## Dataset extract
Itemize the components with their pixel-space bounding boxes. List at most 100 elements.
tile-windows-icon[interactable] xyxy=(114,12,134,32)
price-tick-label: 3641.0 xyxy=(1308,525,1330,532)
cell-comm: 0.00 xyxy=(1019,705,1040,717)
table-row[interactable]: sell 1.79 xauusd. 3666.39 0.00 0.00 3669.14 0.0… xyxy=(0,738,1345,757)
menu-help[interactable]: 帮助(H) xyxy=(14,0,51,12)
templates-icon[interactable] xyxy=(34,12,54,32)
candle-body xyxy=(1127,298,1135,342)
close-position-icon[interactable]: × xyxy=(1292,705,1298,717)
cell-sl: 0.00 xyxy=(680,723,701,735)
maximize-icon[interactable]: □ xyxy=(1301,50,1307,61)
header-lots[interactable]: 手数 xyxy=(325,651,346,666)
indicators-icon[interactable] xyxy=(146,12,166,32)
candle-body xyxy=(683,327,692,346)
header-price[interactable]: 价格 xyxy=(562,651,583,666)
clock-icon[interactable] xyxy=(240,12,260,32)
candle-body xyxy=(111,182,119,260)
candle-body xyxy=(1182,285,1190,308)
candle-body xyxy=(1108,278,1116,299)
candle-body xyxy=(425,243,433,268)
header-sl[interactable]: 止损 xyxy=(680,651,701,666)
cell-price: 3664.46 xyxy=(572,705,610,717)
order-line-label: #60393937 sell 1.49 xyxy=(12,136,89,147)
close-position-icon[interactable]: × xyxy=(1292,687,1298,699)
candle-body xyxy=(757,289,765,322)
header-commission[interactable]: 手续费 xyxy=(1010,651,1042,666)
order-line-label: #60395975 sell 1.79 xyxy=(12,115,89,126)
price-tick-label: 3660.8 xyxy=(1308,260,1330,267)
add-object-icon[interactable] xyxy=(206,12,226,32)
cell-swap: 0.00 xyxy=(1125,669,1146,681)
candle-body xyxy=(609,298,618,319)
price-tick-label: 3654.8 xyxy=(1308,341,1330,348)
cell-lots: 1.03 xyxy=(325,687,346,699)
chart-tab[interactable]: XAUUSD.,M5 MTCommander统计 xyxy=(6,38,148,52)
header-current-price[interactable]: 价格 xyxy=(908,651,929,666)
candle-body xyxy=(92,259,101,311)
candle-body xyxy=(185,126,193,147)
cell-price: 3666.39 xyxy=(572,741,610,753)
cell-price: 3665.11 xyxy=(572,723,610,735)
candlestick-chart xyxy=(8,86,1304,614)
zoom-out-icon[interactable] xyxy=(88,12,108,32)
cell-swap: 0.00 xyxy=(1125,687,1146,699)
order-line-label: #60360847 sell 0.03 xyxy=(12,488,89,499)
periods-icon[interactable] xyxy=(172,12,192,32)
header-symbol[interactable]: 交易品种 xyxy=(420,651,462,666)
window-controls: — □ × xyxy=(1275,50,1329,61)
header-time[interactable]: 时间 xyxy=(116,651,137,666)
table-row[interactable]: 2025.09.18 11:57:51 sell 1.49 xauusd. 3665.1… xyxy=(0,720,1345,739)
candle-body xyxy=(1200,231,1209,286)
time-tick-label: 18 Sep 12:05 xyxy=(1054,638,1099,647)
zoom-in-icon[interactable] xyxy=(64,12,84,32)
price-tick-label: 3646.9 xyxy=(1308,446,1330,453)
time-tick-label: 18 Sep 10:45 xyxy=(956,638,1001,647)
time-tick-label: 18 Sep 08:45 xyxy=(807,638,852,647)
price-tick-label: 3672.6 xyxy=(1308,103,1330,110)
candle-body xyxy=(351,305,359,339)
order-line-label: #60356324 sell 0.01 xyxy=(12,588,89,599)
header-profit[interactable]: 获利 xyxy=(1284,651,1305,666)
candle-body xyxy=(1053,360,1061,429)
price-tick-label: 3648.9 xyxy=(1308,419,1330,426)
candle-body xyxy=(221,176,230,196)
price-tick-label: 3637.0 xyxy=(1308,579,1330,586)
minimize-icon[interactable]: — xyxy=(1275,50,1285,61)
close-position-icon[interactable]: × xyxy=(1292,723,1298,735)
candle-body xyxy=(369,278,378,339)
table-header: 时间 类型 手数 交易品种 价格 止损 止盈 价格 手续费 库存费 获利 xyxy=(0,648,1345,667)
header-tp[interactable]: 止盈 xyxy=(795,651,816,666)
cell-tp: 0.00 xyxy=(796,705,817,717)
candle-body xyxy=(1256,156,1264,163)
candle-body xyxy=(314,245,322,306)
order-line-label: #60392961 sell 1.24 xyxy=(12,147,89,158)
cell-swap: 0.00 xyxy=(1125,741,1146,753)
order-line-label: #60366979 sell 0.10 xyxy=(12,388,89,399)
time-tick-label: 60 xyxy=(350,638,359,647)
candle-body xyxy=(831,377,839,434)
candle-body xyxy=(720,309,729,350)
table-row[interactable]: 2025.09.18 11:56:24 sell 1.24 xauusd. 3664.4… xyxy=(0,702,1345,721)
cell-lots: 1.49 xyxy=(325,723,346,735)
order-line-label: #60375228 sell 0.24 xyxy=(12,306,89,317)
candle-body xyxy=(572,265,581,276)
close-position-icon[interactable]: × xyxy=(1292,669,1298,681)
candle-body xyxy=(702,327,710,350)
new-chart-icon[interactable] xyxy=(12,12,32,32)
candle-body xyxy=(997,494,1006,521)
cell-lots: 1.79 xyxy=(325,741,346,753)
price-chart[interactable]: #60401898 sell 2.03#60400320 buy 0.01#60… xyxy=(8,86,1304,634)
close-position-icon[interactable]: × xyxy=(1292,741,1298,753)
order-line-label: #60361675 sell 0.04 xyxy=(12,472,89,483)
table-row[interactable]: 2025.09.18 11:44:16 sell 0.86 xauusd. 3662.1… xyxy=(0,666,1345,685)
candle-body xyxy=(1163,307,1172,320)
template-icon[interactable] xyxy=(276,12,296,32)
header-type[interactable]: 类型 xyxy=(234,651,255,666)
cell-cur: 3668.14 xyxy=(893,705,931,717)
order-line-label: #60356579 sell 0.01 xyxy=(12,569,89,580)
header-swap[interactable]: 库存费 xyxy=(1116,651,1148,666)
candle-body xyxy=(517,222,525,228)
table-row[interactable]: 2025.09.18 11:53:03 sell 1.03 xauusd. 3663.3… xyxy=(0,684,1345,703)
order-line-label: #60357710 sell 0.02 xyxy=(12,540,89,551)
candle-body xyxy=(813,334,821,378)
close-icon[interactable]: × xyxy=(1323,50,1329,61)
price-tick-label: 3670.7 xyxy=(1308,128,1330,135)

## Stated problem
Give all the items above as a JSON list of strings, with one string per line and any blank lines left out.

## Result of this task
[
  "Itemize the components with their pixel-space bounding boxes. List at most 100 elements.",
  "tile-windows-icon[interactable] xyxy=(114,12,134,32)",
  "price-tick-label: 3641.0 xyxy=(1308,525,1330,532)",
  "cell-comm: 0.00 xyxy=(1019,705,1040,717)",
  "table-row[interactable]: sell 1.79 xauusd. 3666.39 0.00 0.00 3669.14 0.0… xyxy=(0,738,1345,757)",
  "menu-help[interactable]: 帮助(H) xyxy=(14,0,51,12)",
  "templates-icon[interactable] xyxy=(34,12,54,32)",
  "candle-body xyxy=(1127,298,1135,342)",
  "close-position-icon[interactable]: × xyxy=(1292,705,1298,717)",
  "cell-sl: 0.00 xyxy=(680,723,701,735)",
  "maximize-icon[interactable]: □ xyxy=(1301,50,1307,61)",
  "header-lots[interactable]: 手数 xyxy=(325,651,346,666)",
  "indicators-icon[interactable] xyxy=(146,12,166,32)",
  "candle-body xyxy=(683,327,692,346)",
  "header-price[interactable]: 价格 xyxy=(562,651,583,666)",
  "clock-icon[interactable] xyxy=(240,12,260,32)",
  "candle-body xyxy=(111,182,119,260)",
  "candle-body xyxy=(1182,285,1190,308)",
  "candle-body xyxy=(1108,278,1116,299)",
  "candle-body xyxy=(425,243,433,268)",
  "header-sl[interactable]: 止损 xyxy=(680,651,701,666)",
  "cell-price: 3664.46 xyxy=(572,705,610,717)",
  "order-line-label: #60393937 sell 1.49 xyxy=(12,136,89,147)",
  "close-position-icon[interactable]: × xyxy=(1292,687,1298,699)",
  "candle-body xyxy=(757,289,765,322)",
  "header-commission[interactable]: 手续费 xyxy=(1010,651,1042,666)",
  "order-line-label: #60395975 sell 1.79 xyxy=(12,115,89,126)",
  "price-tick-label: 3660.8 xyxy=(1308,260,1330,267)",
  "add-object-icon[interactable] xyxy=(206,12,226,32)",
  "cell-swap: 0.00 xyxy=(1125,669,1146,681)",
  "candle-body xyxy=(609,298,618,319)",
  "price-tick-label: 3654.8 xyxy=(1308,341,1330,348)",
  "cell-lots: 1.03 xyxy=(325,687,346,699)",
  "chart-tab[interactable]: XAUUSD.,M5 MTCommander统计 xyxy=(6,38,148,52)",
  "header-current-price[interactable]: 价格 xyxy=(908,651,929,666)",
  "candle-body xyxy=(92,259,101,311)",
  "candle-body xyxy=(185,126,193,147)",
  "cell-price: 3666.39 xyxy=(572,741,610,753)",
  "cell-price: 3665.11 xyxy=(572,723,610,735)",
  "candlestick-chart xyxy=(8,86,1304,614)",
  "zoom-out-icon[interactable] xyxy=(88,12,108,32)",
  "cell-swap: 0.00 xyxy=(1125,687,1146,699)",
  "order-line-label: #60360847 sell 0.03 xyxy=(12,488,89,499)",
  "periods-icon[interactable] xyxy=(172,12,192,32)",
  "header-symbol[interactable]: 交易品种 xyxy=(420,651,462,666)",
  "window-controls: — □ × xyxy=(1275,50,1329,61)",
  "header-time[interactable]: 时间 xyxy=(116,651,137,666)",
  "table-row[interactable]: 2025.09.18 11:57:51 sell 1.49 xauusd. 3665.1… xyxy=(0,720,1345,739)",
  "candle-body xyxy=(1200,231,1209,286)",
  "time-tick-label: 18 Sep 12:05 xyxy=(1054,638,1099,647)",
  "zoom-in-icon[interactable] xyxy=(64,12,84,32)",
  "price-tick-label: 3646.9 xyxy=(1308,446,1330,453)",
  "time-tick-label: 18 Sep 10:45 xyxy=(956,638,1001,647)",
  "time-tick-label: 18 Sep 08:45 xyxy=(807,638,852,647)",
  "price-tick-label: 3672.6 xyxy=(1308,103,1330,110)",
  "candle-body xyxy=(351,305,359,339)",
  "order-line-label: #60356324 sell 0.01 xyxy=(12,588,89,599)",
  "header-profit[interactable]: 获利 xyxy=(1284,651,1305,666)",
  "candle-body xyxy=(1053,360,1061,429)",
  "price-tick-label: 3648.9 xyxy=(1308,419,1330,426)",
  "candle-body xyxy=(221,176,230,196)",
  "price-tick-label: 3637.0 xyxy=(1308,579,1330,586)",
  "minimize-icon[interactable]: — xyxy=(1275,50,1285,61)",
  "close-position-icon[interactable]: × xyxy=(1292,723,1298,735)",
  "candle-body xyxy=(369,278,378,339)",
  "table-header: 时间 类型 手数 交易品种 价格 止损 止盈 价格 手续费 库存费 获利 xyxy=(0,648,1345,667)",
  "header-tp[interactable]: 止盈 xyxy=(795,651,816,666)",
  "cell-tp: 0.00 xyxy=(796,705,817,717)",
  "candle-body xyxy=(1256,156,1264,163)",
  "candle-body xyxy=(314,245,322,306)",
  "order-line-label: #60392961 sell 1.24 xyxy=(12,147,89,158)",
  "cell-swap: 0.00 xyxy=(1125,741,1146,753)",
  "order-line-label: #60366979 sell 0.10 xyxy=(12,388,89,399)",
  "time-tick-label: 60 xyxy=(350,638,359,647)",
  "candle-body xyxy=(831,377,839,434)",
  "candle-body xyxy=(720,309,729,350)",
  "table-row[interactable]: 2025.09.18 11:56:24 sell 1.24 xauusd. 3664.4… xyxy=(0,702,1345,721)",
  "cell-lots: 1.49 xyxy=(325,723,346,735)",
  "order-line-label: #60375228 sell 0.24 xyxy=(12,306,89,317)",
  "candle-body xyxy=(572,265,581,276)",
  "close-position-icon[interactable]: × xyxy=(1292,669,1298,681)",
  "candle-body xyxy=(702,327,710,350)",
  "new-chart-icon[interactable] xyxy=(12,12,32,32)",
  "candle-body xyxy=(997,494,1006,521)",
  "cell-lots: 1.79 xyxy=(325,741,346,753)",
  "price-chart[interactable]: #60401898 sell 2.03#60400320 buy 0.01#60… xyxy=(8,86,1304,634)",
  "close-position-icon[interactable]: × xyxy=(1292,741,1298,753)",
  "order-line-label: #60361675 sell 0.04 xyxy=(12,472,89,483)",
  "table-row[interactable]: 2025.09.18 11:44:16 sell 0.86 xauusd. 3662.1… xyxy=(0,666,1345,685)",
  "candle-body xyxy=(1163,307,1172,320)",
  "template-icon[interactable] xyxy=(276,12,296,32)",
  "header-type[interactable]: 类型 xyxy=(234,651,255,666)",
  "cell-cur: 3668.14 xyxy=(893,705,931,717)",
  "order-line-label: #60356579 sell 0.01 xyxy=(12,569,89,580)",
  "header-swap[interactable]: 库存费 xyxy=(1116,651,1148,666)",
  "candle-body xyxy=(517,222,525,228)",
  "table-row[interactable]: 2025.09.18 11:53:03 sell 1.03 xauusd. 3663.3… xyxy=(0,684,1345,703)",
  "order-line-label: #60357710 sell 0.02 xyxy=(12,540,89,551)",
  "candle-body xyxy=(813,334,821,378)",
  "close-icon[interactable]: × xyxy=(1323,50,1329,61)",
  "price-tick-label: 3670.7 xyxy=(1308,128,1330,135)"
]